* Your instructions
Find the lines holding the word "Search" and collect them.

* Material provided
# # #

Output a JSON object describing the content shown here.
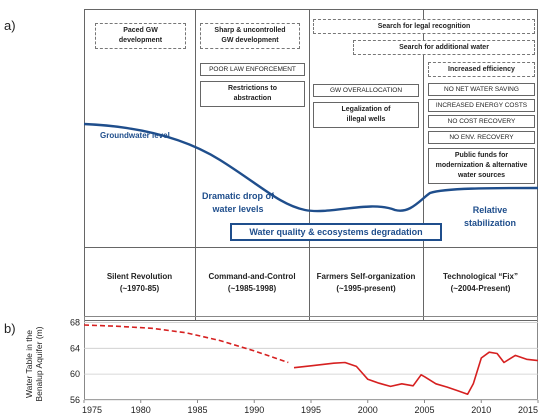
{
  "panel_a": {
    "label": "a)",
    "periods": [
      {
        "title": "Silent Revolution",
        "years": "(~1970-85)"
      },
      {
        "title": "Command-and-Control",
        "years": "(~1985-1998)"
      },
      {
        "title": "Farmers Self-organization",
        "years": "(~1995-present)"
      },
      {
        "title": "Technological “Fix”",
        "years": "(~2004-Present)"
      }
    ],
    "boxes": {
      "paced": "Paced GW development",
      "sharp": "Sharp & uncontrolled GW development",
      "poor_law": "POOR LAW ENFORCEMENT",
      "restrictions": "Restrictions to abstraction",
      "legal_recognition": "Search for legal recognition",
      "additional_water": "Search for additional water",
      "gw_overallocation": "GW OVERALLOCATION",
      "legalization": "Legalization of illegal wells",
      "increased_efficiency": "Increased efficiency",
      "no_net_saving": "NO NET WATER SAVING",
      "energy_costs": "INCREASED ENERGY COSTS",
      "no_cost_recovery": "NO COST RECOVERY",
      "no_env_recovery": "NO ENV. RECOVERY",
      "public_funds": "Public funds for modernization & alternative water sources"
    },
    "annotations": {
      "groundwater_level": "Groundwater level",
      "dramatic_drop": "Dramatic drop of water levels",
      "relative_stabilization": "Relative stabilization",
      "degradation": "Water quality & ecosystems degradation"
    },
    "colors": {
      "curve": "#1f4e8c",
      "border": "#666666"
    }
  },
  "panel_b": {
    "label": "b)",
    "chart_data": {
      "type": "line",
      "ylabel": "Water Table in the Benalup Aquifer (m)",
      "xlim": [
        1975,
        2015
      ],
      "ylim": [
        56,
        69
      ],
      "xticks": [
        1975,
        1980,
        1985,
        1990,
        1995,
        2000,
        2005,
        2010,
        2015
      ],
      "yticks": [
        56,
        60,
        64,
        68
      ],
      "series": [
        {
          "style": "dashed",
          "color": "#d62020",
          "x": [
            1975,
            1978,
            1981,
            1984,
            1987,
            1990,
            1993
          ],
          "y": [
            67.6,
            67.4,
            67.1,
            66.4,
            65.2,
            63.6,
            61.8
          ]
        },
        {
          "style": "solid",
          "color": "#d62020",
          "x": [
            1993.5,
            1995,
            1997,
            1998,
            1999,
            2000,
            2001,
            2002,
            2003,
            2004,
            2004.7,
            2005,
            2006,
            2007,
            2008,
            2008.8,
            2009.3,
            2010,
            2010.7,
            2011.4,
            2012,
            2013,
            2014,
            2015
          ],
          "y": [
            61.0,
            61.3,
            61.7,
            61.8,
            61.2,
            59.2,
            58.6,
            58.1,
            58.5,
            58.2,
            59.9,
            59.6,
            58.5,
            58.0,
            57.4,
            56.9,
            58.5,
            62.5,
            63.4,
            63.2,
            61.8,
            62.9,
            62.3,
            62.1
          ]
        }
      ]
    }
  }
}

# # #

* The completed task
      "legal_recognition": "Search for legal recognition",
      "additional_water": "Search for additional water",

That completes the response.